__PROBLEM TO SOLVE__
Gather all lines from the material that contain "andel".
◆ ◆ ◆ ◆
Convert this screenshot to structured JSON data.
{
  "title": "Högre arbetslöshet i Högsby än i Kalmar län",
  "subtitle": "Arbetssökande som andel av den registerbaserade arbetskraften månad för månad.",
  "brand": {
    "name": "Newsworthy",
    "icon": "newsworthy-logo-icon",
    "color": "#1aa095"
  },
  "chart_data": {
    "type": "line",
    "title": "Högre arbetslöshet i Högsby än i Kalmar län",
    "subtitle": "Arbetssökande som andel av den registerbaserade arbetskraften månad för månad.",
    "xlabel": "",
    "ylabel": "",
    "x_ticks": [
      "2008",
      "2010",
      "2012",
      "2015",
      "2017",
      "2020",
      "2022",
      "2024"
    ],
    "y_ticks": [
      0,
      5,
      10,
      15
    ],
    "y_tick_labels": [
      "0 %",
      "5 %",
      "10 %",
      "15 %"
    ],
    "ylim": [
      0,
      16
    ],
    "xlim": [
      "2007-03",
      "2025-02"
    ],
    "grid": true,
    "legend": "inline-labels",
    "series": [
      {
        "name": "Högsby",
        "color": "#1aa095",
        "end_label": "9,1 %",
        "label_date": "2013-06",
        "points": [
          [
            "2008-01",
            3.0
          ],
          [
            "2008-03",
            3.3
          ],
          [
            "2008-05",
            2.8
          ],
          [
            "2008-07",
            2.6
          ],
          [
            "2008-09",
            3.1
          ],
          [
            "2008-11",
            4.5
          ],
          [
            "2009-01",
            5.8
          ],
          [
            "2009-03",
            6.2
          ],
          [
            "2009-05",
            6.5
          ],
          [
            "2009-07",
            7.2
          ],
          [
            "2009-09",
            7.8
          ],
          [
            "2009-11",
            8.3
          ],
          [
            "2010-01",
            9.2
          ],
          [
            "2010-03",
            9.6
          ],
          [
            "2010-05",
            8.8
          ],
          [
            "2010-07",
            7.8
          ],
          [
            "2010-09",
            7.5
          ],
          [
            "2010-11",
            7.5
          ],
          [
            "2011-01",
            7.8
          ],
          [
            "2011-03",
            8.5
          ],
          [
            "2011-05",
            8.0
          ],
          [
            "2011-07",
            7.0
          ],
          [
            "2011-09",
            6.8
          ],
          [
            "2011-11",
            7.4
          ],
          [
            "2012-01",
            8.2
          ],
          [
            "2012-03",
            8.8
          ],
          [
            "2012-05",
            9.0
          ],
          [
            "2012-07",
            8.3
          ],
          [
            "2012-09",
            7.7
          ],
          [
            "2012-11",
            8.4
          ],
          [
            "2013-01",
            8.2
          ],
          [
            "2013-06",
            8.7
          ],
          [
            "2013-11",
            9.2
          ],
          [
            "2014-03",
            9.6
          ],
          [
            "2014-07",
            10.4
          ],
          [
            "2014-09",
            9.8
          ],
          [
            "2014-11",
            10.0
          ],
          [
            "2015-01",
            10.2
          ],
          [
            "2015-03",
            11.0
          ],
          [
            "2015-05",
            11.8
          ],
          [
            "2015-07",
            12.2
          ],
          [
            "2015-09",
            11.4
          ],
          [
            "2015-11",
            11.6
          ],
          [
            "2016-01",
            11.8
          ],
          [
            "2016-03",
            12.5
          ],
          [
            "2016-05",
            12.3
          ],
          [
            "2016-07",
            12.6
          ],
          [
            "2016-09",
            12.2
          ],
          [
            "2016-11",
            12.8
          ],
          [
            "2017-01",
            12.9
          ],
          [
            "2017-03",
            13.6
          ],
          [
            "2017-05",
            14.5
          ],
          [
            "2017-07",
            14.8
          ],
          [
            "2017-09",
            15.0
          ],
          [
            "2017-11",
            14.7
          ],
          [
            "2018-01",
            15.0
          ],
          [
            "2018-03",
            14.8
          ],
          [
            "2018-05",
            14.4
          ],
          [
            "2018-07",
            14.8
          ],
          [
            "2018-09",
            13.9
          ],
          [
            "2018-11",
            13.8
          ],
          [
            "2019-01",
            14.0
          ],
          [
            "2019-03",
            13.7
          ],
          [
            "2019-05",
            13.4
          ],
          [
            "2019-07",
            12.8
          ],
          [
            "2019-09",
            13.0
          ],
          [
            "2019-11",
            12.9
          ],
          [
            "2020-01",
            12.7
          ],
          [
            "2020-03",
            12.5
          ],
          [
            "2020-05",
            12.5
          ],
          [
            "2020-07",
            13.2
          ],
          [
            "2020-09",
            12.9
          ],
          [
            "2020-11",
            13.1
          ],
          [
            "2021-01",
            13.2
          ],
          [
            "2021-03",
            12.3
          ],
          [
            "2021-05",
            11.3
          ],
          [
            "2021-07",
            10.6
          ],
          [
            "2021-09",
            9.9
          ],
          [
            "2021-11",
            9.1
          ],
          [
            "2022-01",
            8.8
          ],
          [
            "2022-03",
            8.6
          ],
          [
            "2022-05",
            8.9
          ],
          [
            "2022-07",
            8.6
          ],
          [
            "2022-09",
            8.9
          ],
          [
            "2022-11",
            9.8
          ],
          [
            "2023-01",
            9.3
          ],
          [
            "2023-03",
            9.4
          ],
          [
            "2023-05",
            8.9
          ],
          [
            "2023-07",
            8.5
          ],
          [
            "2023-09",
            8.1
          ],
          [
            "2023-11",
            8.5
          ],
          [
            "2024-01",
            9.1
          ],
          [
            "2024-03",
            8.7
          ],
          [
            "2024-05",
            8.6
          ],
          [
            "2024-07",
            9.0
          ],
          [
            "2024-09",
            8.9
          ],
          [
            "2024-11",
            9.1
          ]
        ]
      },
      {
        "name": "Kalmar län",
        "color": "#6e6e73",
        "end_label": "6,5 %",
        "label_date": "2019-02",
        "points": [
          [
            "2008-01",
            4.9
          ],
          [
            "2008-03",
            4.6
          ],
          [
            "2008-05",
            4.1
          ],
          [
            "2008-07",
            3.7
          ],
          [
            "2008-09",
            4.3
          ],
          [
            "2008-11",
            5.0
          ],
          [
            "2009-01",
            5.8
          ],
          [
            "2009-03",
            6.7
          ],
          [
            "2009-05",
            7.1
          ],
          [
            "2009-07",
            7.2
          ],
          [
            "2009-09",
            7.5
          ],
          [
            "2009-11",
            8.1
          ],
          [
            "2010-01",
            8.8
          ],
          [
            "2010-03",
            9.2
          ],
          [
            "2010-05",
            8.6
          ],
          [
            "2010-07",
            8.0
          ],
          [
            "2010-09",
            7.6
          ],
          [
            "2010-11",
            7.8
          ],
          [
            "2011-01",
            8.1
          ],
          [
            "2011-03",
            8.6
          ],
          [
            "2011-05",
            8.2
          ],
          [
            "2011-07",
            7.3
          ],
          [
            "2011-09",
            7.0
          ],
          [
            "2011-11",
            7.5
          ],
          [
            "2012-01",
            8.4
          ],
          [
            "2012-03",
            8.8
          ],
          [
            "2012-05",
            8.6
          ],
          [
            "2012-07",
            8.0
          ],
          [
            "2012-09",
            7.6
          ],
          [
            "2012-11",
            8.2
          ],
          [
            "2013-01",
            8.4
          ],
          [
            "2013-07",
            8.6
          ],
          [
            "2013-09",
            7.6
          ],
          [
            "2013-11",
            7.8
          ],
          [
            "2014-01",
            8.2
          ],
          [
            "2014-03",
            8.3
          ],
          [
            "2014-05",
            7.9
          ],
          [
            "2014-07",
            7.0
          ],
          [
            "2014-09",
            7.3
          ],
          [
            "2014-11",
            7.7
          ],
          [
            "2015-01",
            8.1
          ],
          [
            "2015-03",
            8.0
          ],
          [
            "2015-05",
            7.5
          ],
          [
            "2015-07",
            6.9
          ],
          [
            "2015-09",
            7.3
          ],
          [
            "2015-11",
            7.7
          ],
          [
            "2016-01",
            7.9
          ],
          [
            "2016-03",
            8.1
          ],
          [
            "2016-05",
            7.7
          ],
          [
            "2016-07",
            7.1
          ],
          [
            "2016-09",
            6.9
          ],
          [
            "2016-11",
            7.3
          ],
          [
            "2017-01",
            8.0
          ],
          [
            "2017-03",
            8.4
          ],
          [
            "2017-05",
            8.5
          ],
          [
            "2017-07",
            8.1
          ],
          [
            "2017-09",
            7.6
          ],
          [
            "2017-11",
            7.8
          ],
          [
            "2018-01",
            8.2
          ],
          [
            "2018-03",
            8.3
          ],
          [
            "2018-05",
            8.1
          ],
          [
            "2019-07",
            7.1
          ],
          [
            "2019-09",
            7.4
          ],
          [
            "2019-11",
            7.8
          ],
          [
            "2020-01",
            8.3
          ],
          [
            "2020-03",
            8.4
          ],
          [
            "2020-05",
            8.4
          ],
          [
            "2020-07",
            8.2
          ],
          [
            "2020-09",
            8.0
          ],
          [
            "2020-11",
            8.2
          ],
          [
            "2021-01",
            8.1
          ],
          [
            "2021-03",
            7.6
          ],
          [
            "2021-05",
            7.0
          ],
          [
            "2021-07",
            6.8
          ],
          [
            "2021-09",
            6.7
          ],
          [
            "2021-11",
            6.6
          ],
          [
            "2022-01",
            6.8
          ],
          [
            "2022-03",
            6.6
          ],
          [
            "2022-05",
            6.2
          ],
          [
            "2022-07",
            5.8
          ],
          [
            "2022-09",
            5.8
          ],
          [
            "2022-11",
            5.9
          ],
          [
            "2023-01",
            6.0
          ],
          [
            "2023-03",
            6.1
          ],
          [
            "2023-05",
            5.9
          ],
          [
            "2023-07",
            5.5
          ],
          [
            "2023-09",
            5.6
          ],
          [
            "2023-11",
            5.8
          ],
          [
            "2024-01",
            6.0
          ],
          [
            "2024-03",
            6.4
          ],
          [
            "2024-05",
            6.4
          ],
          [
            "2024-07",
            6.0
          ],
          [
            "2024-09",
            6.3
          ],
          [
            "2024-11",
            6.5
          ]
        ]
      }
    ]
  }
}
◆ ◆ ◆ ◆
__RIGHT ANSWER__
  "subtitle": "Arbetssökande som andel av den registerbaserade arbetskraften månad för månad.",
    "subtitle": "Arbetssökande som andel av den registerbaserade arbetskraften månad för månad.",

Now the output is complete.